■ Exercise requirements ■
Reproduce verbatim the lines below, from the first line through the line containing "toc-page-number: 2 bbox=[557, 308, 571, 321]", including both.

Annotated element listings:
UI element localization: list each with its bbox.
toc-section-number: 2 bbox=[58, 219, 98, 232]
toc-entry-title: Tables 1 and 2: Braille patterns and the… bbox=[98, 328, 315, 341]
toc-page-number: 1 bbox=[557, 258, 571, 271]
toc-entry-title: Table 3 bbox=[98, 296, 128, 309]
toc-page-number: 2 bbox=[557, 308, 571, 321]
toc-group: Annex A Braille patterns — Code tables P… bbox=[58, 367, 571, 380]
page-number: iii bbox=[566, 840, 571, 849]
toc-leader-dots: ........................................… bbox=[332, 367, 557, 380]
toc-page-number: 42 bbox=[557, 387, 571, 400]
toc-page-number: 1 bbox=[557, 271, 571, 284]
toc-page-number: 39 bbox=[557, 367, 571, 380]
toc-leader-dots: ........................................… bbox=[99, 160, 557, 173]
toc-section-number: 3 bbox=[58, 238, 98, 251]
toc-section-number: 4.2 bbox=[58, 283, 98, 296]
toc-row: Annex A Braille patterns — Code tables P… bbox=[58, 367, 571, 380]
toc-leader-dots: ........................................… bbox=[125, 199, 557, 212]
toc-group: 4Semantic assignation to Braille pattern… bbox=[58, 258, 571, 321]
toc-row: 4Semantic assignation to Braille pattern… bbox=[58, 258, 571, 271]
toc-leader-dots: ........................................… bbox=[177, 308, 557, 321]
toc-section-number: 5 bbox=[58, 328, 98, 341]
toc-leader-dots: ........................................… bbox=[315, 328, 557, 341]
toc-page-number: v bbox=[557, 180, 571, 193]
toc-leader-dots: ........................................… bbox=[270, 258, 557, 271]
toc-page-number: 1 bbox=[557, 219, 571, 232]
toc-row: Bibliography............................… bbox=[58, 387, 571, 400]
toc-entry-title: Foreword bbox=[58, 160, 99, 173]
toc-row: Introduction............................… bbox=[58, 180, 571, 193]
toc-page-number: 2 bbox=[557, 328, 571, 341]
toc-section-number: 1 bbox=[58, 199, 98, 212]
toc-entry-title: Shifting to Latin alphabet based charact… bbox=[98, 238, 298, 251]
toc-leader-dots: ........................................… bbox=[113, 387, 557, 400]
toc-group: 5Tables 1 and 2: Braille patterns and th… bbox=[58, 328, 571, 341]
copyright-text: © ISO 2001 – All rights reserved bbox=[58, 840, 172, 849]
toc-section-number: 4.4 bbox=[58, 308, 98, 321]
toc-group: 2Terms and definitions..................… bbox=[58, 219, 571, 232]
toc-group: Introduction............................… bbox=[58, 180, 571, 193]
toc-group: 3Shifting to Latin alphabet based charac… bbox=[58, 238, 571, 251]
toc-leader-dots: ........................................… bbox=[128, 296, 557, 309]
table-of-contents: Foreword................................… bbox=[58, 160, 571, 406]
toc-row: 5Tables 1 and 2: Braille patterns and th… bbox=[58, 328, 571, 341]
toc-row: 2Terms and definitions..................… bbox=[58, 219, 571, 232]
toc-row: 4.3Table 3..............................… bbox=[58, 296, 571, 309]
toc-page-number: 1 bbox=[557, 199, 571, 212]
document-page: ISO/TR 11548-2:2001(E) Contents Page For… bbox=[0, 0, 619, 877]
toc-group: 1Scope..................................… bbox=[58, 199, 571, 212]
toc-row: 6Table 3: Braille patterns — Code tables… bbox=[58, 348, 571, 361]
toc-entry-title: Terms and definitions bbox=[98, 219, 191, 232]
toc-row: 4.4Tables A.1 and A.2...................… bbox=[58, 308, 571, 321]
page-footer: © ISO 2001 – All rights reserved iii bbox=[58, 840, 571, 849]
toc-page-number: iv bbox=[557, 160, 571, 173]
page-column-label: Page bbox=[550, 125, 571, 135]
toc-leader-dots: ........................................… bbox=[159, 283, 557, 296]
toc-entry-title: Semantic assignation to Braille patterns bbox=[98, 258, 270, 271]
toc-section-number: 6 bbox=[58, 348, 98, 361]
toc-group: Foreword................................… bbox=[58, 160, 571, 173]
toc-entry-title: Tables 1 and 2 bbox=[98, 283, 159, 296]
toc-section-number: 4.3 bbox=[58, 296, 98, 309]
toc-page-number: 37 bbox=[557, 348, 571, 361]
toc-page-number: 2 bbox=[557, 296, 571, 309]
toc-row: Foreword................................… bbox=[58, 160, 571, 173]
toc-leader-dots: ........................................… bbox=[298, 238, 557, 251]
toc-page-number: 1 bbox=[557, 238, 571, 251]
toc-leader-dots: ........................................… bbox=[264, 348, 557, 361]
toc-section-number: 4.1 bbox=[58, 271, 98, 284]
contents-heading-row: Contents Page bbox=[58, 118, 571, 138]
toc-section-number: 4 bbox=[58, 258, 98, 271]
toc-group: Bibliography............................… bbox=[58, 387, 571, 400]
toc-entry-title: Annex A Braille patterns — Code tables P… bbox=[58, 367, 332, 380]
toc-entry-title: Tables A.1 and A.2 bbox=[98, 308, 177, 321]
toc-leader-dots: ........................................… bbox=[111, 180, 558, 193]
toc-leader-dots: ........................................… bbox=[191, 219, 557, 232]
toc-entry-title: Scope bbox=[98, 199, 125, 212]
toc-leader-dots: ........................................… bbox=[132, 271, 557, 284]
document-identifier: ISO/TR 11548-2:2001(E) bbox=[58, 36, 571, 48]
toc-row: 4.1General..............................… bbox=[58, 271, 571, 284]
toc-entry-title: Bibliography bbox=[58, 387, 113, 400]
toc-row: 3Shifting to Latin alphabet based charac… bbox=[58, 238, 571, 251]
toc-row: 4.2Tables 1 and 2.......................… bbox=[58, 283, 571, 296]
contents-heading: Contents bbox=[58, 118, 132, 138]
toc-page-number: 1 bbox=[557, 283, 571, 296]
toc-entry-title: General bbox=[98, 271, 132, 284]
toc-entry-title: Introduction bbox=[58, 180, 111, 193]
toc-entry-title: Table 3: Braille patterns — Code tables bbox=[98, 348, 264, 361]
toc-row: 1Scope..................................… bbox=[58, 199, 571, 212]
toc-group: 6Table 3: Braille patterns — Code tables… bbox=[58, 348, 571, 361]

■ Exercise output ■
UI element localization: list each with its bbox.
toc-section-number: 2 bbox=[58, 219, 98, 232]
toc-entry-title: Tables 1 and 2: Braille patterns and the… bbox=[98, 328, 315, 341]
toc-page-number: 1 bbox=[557, 258, 571, 271]
toc-entry-title: Table 3 bbox=[98, 296, 128, 309]
toc-page-number: 2 bbox=[557, 308, 571, 321]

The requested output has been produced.